• **Entries provided**:
— BEGIN —

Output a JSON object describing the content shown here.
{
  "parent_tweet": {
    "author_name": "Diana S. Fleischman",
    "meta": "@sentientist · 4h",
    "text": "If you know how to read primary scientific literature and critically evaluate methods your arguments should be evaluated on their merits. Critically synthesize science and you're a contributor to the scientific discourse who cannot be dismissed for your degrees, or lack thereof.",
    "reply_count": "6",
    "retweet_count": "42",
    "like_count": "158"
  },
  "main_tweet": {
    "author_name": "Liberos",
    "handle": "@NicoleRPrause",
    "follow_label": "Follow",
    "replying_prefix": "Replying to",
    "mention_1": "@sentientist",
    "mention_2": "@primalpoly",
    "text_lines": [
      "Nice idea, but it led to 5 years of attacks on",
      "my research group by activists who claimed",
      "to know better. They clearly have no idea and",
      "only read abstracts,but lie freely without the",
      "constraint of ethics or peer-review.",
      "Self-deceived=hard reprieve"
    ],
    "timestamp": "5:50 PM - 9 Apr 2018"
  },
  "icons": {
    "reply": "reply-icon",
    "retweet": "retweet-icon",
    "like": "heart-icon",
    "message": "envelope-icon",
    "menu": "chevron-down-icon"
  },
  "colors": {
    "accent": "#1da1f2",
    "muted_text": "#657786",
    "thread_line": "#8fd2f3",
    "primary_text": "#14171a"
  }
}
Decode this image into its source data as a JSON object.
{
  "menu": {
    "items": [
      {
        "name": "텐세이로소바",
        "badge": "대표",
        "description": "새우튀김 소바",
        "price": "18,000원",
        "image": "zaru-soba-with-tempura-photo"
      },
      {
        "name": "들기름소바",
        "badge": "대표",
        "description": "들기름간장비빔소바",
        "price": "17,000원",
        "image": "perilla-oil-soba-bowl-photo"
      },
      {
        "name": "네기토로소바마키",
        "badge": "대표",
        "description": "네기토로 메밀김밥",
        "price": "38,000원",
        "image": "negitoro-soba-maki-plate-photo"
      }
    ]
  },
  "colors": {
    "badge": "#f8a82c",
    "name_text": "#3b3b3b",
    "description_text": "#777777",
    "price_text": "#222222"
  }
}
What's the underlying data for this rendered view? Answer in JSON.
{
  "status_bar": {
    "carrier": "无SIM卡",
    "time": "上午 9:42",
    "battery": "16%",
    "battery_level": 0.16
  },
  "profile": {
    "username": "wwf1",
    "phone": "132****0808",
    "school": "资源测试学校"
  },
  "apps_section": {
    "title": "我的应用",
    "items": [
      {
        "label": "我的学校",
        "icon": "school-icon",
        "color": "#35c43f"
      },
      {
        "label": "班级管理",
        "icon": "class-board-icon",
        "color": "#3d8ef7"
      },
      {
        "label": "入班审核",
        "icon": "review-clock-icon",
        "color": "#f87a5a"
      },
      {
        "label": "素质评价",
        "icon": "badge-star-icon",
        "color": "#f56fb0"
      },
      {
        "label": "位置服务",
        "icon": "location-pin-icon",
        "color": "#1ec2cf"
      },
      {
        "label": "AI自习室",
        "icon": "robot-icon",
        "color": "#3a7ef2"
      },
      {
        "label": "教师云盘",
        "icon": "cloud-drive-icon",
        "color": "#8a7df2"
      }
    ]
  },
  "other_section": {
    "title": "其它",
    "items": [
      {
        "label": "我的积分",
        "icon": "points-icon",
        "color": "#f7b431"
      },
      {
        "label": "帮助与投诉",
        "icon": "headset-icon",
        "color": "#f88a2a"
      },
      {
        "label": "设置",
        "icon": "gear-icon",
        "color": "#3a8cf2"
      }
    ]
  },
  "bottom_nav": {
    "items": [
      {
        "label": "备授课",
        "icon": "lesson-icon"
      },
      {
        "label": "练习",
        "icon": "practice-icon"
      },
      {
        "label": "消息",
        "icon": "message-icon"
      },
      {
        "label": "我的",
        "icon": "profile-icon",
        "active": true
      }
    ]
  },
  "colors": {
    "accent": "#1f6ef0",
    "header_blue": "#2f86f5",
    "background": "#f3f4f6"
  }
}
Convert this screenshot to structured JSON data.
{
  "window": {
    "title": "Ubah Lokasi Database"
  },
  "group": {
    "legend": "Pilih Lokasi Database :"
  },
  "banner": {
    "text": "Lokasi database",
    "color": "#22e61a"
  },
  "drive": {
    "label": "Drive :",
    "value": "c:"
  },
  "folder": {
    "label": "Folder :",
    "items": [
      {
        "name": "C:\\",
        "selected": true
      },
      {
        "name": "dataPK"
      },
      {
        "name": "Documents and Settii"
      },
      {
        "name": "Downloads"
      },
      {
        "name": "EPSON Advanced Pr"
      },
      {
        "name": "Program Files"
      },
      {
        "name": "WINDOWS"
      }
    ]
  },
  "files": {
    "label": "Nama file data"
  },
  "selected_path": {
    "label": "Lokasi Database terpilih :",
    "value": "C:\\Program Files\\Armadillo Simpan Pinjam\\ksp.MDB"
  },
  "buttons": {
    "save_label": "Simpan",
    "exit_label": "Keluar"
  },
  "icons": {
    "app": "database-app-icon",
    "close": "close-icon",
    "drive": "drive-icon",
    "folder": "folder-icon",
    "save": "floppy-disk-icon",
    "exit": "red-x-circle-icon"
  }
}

— END —

• **Required task**:
Give an exact copy of all the data shown above.

• **In response**:
Output a JSON object describing the content shown here.
{
  "parent_tweet": {
    "author_name": "Diana S. Fleischman",
    "meta": "@sentientist · 4h",
    "text": "If you know how to read primary scientific literature and critically evaluate methods your arguments should be evaluated on their merits. Critically synthesize science and you're a contributor to the scientific discourse who cannot be dismissed for your degrees, or lack thereof.",
    "reply_count": "6",
    "retweet_count": "42",
    "like_count": "158"
  },
  "main_tweet": {
    "author_name": "Liberos",
    "handle": "@NicoleRPrause",
    "follow_label": "Follow",
    "replying_prefix": "Replying to",
    "mention_1": "@sentientist",
    "mention_2": "@primalpoly",
    "text_lines": [
      "Nice idea, but it led to 5 years of attacks on",
      "my research group by activists who claimed",
      "to know better. They clearly have no idea and",
      "only read abstracts,but lie freely without the",
      "constraint of ethics or peer-review.",
      "Self-deceived=hard reprieve"
    ],
    "timestamp": "5:50 PM - 9 Apr 2018"
  },
  "icons": {
    "reply": "reply-icon",
    "retweet": "retweet-icon",
    "like": "heart-icon",
    "message": "envelope-icon",
    "menu": "chevron-down-icon"
  },
  "colors": {
    "accent": "#1da1f2",
    "muted_text": "#657786",
    "thread_line": "#8fd2f3",
    "primary_text": "#14171a"
  }
}
Decode this image into its source data as a JSON object.
{
  "menu": {
    "items": [
      {
        "name": "텐세이로소바",
        "badge": "대표",
        "description": "새우튀김 소바",
        "price": "18,000원",
        "image": "zaru-soba-with-tempura-photo"
      },
      {
        "name": "들기름소바",
        "badge": "대표",
        "description": "들기름간장비빔소바",
        "price": "17,000원",
        "image": "perilla-oil-soba-bowl-photo"
      },
      {
        "name": "네기토로소바마키",
        "badge": "대표",
        "description": "네기토로 메밀김밥",
        "price": "38,000원",
        "image": "negitoro-soba-maki-plate-photo"
      }
    ]
  },
  "colors": {
    "badge": "#f8a82c",
    "name_text": "#3b3b3b",
    "description_text": "#777777",
    "price_text": "#222222"
  }
}
What's the underlying data for this rendered view? Answer in JSON.
{
  "status_bar": {
    "carrier": "无SIM卡",
    "time": "上午 9:42",
    "battery": "16%",
    "battery_level": 0.16
  },
  "profile": {
    "username": "wwf1",
    "phone": "132****0808",
    "school": "资源测试学校"
  },
  "apps_section": {
    "title": "我的应用",
    "items": [
      {
        "label": "我的学校",
        "icon": "school-icon",
        "color": "#35c43f"
      },
      {
        "label": "班级管理",
        "icon": "class-board-icon",
        "color": "#3d8ef7"
      },
      {
        "label": "入班审核",
        "icon": "review-clock-icon",
        "color": "#f87a5a"
      },
      {
        "label": "素质评价",
        "icon": "badge-star-icon",
        "color": "#f56fb0"
      },
      {
        "label": "位置服务",
        "icon": "location-pin-icon",
        "color": "#1ec2cf"
      },
      {
        "label": "AI自习室",
        "icon": "robot-icon",
        "color": "#3a7ef2"
      },
      {
        "label": "教师云盘",
        "icon": "cloud-drive-icon",
        "color": "#8a7df2"
      }
    ]
  },
  "other_section": {
    "title": "其它",
    "items": [
      {
        "label": "我的积分",
        "icon": "points-icon",
        "color": "#f7b431"
      },
      {
        "label": "帮助与投诉",
        "icon": "headset-icon",
        "color": "#f88a2a"
      },
      {
        "label": "设置",
        "icon": "gear-icon",
        "color": "#3a8cf2"
      }
    ]
  },
  "bottom_nav": {
    "items": [
      {
        "label": "备授课",
        "icon": "lesson-icon"
      },
      {
        "label": "练习",
        "icon": "practice-icon"
      },
      {
        "label": "消息",
        "icon": "message-icon"
      },
      {
        "label": "我的",
        "icon": "profile-icon",
        "active": true
      }
    ]
  },
  "colors": {
    "accent": "#1f6ef0",
    "header_blue": "#2f86f5",
    "background": "#f3f4f6"
  }
}
Convert this screenshot to structured JSON data.
{
  "window": {
    "title": "Ubah Lokasi Database"
  },
  "group": {
    "legend": "Pilih Lokasi Database :"
  },
  "banner": {
    "text": "Lokasi database",
    "color": "#22e61a"
  },
  "drive": {
    "label": "Drive :",
    "value": "c:"
  },
  "folder": {
    "label": "Folder :",
    "items": [
      {
        "name": "C:\\",
        "selected": true
      },
      {
        "name": "dataPK"
      },
      {
        "name": "Documents and Settii"
      },
      {
        "name": "Downloads"
      },
      {
        "name": "EPSON Advanced Pr"
      },
      {
        "name": "Program Files"
      },
      {
        "name": "WINDOWS"
      }
    ]
  },
  "files": {
    "label": "Nama file data"
  },
  "selected_path": {
    "label": "Lokasi Database terpilih :",
    "value": "C:\\Program Files\\Armadillo Simpan Pinjam\\ksp.MDB"
  },
  "buttons": {
    "save_label": "Simpan",
    "exit_label": "Keluar"
  },
  "icons": {
    "app": "database-app-icon",
    "close": "close-icon",
    "drive": "drive-icon",
    "folder": "folder-icon",
    "save": "floppy-disk-icon",
    "exit": "red-x-circle-icon"
  }
}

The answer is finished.